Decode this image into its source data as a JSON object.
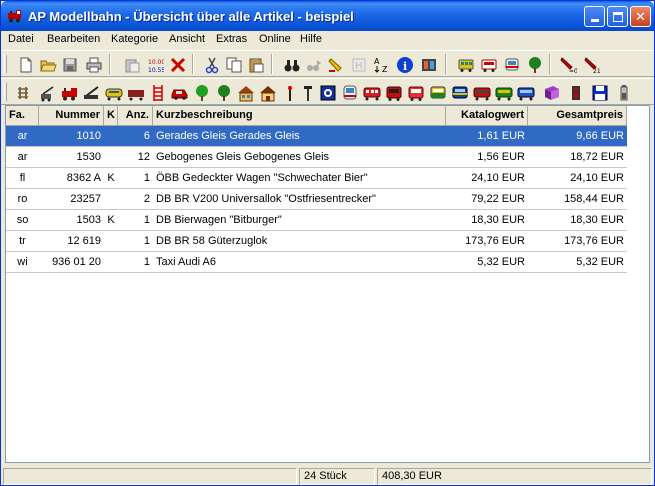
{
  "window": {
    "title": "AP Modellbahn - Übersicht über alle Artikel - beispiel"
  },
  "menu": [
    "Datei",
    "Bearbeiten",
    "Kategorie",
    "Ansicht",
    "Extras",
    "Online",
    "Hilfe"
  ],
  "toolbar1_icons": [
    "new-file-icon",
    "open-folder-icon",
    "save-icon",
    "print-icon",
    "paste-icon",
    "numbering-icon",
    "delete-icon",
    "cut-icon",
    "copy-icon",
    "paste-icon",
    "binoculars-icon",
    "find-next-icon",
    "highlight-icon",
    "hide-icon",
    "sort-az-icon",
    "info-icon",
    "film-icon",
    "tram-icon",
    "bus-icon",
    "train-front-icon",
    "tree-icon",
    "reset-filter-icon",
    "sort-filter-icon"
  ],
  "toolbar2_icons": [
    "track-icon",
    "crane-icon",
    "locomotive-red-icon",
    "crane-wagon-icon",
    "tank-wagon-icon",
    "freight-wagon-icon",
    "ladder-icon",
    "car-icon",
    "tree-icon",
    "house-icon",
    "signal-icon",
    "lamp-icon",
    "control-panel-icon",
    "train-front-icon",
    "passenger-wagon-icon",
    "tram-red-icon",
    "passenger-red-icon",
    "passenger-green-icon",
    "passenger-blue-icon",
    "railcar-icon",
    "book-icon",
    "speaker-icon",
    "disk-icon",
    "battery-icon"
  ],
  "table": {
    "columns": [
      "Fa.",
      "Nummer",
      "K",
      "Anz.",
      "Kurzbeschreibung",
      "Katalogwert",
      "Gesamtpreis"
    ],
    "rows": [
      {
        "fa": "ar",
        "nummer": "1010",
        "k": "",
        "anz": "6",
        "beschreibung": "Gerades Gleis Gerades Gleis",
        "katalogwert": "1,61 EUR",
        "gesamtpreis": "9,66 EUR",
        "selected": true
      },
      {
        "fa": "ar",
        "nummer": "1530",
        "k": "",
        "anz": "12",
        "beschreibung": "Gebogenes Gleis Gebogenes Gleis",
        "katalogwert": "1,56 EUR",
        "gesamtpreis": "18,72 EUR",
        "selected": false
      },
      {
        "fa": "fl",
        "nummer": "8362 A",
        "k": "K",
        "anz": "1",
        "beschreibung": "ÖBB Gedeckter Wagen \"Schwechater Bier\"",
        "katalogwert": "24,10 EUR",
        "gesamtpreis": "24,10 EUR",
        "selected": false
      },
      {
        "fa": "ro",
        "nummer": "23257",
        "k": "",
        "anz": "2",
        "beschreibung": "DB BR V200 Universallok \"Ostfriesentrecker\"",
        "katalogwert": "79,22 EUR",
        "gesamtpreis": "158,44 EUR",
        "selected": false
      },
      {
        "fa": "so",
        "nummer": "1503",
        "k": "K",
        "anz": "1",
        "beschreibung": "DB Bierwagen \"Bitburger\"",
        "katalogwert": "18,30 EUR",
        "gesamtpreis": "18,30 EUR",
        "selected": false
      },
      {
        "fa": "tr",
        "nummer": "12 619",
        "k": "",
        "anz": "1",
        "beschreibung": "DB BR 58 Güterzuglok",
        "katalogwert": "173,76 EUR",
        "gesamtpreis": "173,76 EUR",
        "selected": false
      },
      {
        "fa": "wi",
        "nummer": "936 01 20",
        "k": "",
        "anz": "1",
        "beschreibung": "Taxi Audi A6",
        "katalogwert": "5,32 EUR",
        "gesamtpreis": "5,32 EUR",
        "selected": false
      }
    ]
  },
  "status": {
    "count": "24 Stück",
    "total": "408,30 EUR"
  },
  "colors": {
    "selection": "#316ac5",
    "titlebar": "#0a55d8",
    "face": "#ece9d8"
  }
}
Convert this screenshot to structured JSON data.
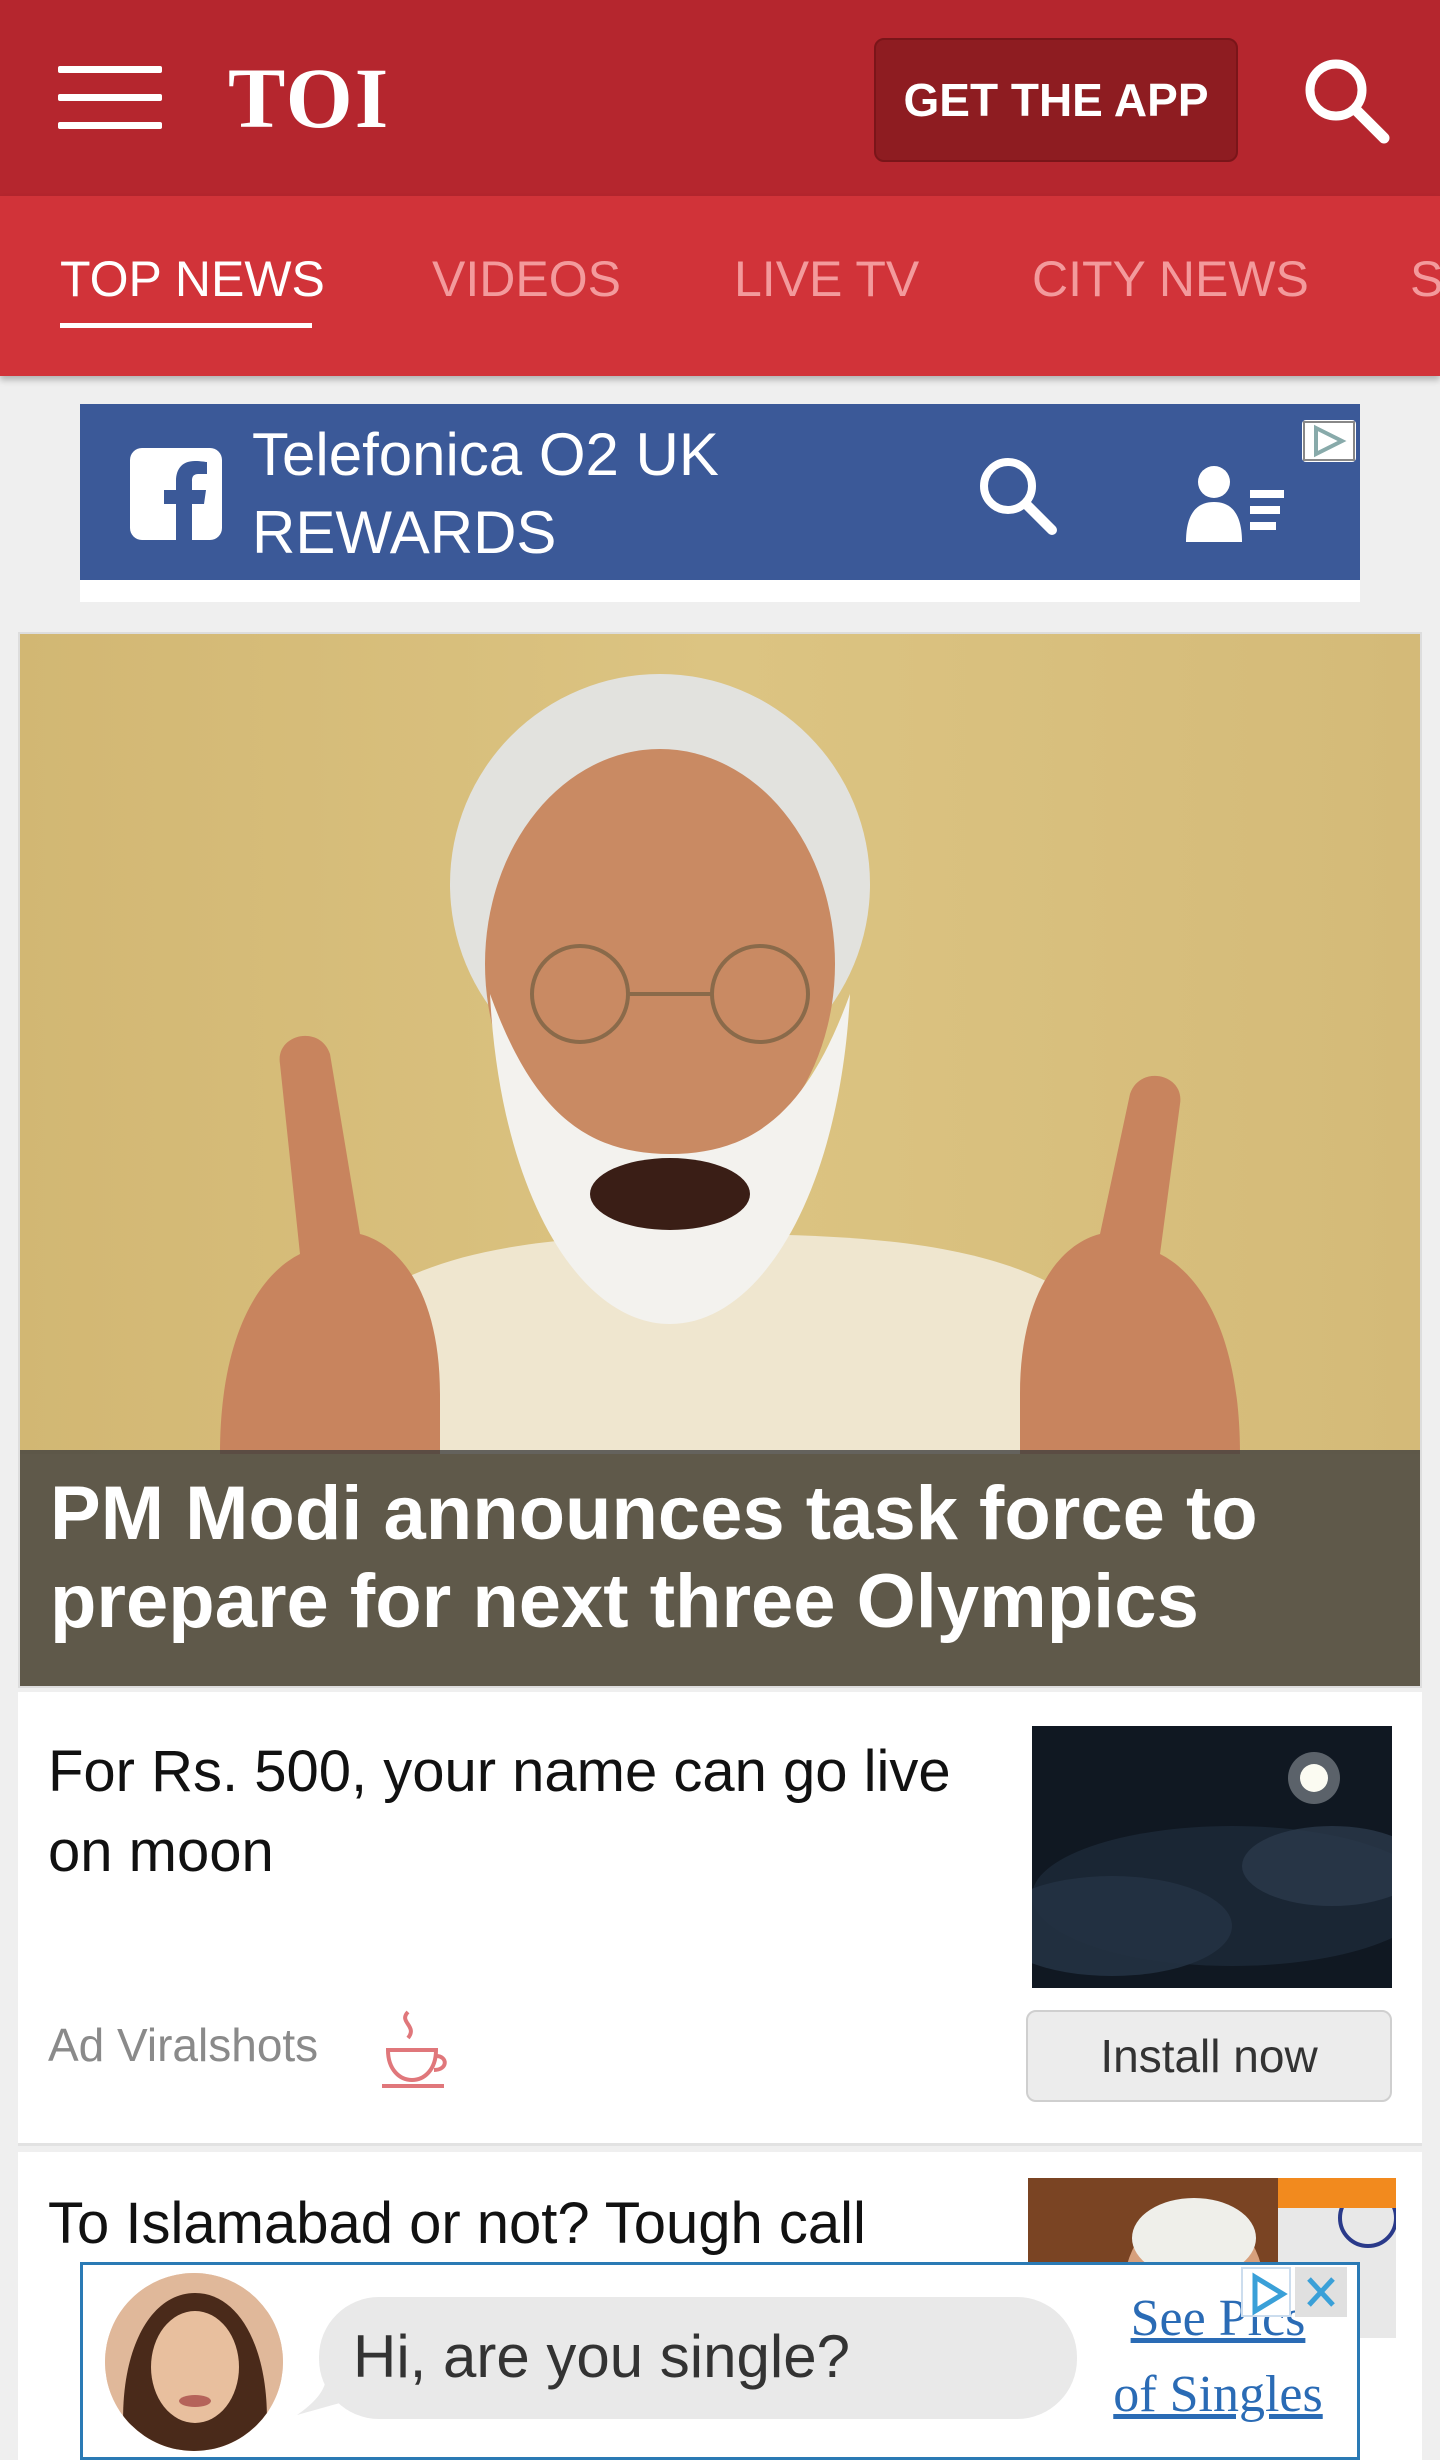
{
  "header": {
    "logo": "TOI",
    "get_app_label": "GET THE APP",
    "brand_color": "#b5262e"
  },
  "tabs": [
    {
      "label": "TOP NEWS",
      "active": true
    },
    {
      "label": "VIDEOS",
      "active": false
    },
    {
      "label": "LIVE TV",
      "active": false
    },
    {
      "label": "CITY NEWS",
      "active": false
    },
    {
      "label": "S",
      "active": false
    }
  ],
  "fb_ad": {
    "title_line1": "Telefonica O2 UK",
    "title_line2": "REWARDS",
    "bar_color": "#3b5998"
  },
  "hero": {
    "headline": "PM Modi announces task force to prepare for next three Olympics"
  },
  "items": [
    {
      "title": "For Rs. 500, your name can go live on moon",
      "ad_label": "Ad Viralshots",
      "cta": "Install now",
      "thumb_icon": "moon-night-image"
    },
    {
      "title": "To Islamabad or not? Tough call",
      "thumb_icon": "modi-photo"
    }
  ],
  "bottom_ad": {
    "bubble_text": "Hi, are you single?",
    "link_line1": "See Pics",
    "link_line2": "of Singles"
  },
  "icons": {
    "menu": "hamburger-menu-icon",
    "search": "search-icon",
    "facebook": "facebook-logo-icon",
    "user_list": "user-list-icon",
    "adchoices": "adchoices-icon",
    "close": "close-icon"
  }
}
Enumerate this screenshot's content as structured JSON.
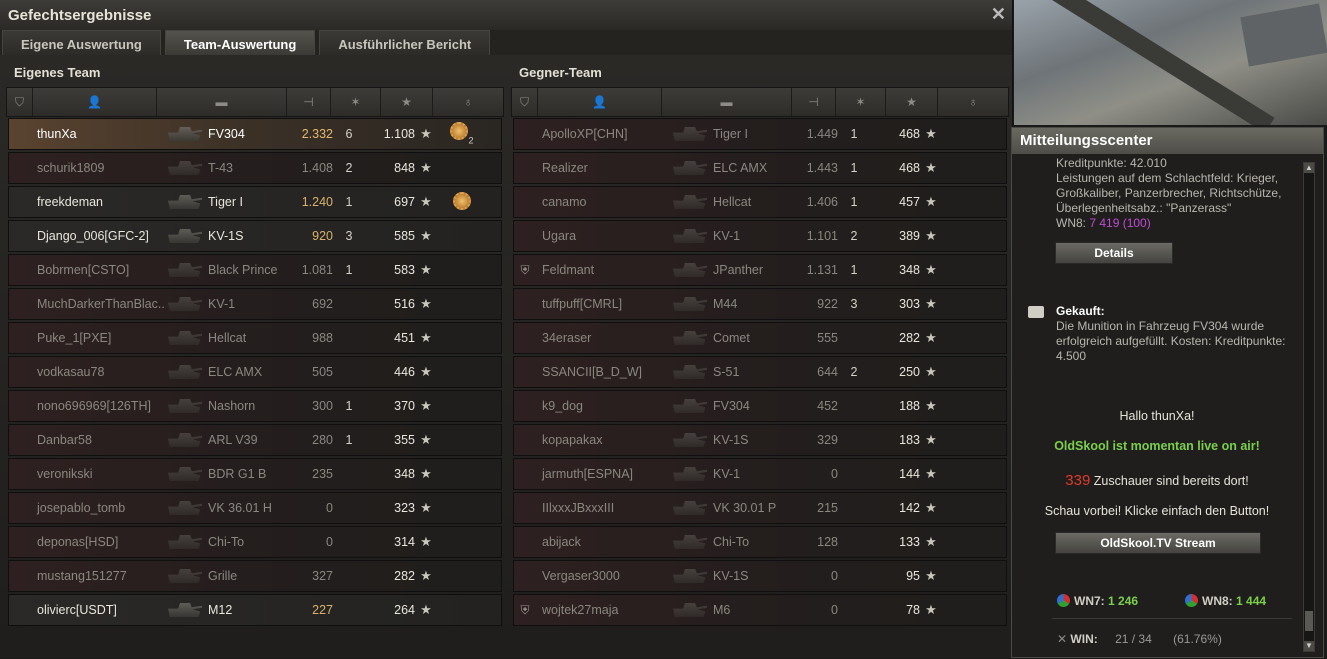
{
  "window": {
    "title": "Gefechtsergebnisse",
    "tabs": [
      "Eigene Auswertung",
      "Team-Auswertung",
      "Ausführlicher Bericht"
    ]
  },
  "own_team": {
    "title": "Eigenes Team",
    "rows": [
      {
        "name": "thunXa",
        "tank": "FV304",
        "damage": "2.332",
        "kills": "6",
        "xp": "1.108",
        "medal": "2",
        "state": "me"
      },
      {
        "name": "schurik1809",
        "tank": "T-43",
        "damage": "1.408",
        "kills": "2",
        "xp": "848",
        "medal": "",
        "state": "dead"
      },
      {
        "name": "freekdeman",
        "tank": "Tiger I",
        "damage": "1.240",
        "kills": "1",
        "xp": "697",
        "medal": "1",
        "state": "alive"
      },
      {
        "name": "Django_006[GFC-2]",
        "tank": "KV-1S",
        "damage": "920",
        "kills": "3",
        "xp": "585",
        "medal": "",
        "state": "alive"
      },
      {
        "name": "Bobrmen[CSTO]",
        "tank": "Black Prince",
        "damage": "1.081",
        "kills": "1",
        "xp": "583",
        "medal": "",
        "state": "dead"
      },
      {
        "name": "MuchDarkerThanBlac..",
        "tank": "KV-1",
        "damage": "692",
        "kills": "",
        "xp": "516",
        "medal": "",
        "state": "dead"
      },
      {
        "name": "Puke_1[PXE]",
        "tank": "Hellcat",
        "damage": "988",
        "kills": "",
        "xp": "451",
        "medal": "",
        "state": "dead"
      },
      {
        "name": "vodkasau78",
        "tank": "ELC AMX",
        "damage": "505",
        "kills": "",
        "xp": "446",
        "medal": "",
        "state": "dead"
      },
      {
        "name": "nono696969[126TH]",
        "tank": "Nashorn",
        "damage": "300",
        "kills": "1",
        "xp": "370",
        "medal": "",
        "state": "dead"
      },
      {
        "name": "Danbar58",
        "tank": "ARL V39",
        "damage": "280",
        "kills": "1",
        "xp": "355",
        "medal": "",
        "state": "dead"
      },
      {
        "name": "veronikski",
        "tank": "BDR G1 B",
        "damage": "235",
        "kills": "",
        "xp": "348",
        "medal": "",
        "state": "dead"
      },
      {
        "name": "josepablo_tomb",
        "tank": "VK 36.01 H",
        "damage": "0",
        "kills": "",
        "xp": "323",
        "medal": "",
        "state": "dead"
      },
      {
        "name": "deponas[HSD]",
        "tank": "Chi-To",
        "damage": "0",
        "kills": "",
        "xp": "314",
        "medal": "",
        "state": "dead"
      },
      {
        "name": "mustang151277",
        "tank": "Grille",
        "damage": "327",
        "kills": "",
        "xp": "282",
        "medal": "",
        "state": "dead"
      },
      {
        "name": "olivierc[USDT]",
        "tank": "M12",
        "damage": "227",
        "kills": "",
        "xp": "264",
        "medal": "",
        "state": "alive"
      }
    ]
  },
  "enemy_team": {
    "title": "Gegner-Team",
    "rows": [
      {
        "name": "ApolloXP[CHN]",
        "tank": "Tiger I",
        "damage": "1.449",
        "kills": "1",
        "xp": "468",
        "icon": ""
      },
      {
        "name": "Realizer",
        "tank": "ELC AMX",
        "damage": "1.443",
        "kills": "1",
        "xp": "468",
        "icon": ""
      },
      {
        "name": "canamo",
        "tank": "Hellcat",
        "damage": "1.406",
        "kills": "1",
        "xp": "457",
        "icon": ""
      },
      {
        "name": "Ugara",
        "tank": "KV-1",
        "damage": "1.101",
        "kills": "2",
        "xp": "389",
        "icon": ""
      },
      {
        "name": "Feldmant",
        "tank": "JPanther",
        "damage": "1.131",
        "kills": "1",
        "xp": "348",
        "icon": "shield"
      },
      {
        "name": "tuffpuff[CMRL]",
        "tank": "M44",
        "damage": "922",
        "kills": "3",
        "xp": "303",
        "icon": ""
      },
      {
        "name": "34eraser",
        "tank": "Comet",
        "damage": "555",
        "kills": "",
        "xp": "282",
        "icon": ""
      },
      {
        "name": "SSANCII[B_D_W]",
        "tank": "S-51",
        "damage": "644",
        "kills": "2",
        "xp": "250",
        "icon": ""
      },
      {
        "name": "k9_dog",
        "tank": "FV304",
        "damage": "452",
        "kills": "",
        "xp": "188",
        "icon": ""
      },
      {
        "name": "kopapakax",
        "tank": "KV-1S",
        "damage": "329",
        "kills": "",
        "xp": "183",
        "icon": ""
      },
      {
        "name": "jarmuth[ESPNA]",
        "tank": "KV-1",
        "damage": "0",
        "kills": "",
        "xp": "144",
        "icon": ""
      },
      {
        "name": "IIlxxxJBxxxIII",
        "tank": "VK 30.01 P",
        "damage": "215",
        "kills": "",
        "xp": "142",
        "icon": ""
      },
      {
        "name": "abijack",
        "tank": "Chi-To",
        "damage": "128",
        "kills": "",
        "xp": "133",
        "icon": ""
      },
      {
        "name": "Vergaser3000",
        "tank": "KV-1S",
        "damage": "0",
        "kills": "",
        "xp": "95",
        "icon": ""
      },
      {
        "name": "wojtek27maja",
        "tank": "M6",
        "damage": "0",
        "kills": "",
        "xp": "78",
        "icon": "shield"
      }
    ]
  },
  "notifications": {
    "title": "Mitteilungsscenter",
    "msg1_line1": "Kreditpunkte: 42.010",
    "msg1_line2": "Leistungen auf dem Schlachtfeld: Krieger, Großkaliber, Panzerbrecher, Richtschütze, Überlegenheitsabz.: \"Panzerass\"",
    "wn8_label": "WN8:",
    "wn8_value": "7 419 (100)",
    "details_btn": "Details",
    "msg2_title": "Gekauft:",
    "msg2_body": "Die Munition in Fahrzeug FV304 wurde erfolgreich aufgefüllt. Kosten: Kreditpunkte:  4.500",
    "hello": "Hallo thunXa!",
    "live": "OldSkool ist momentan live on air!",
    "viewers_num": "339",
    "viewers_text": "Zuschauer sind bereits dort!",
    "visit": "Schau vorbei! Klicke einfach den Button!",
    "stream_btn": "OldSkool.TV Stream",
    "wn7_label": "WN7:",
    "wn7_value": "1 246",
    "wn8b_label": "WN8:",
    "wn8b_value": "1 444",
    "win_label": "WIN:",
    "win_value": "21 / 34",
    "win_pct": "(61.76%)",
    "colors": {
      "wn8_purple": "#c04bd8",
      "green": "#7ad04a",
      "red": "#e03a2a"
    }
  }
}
++++++++++++++++++++
Whenever the word "data" shows up in a line of the entries, list that line.

Decode this image into its source data as a JSON object.
Convert this screenshot to structured JSON data.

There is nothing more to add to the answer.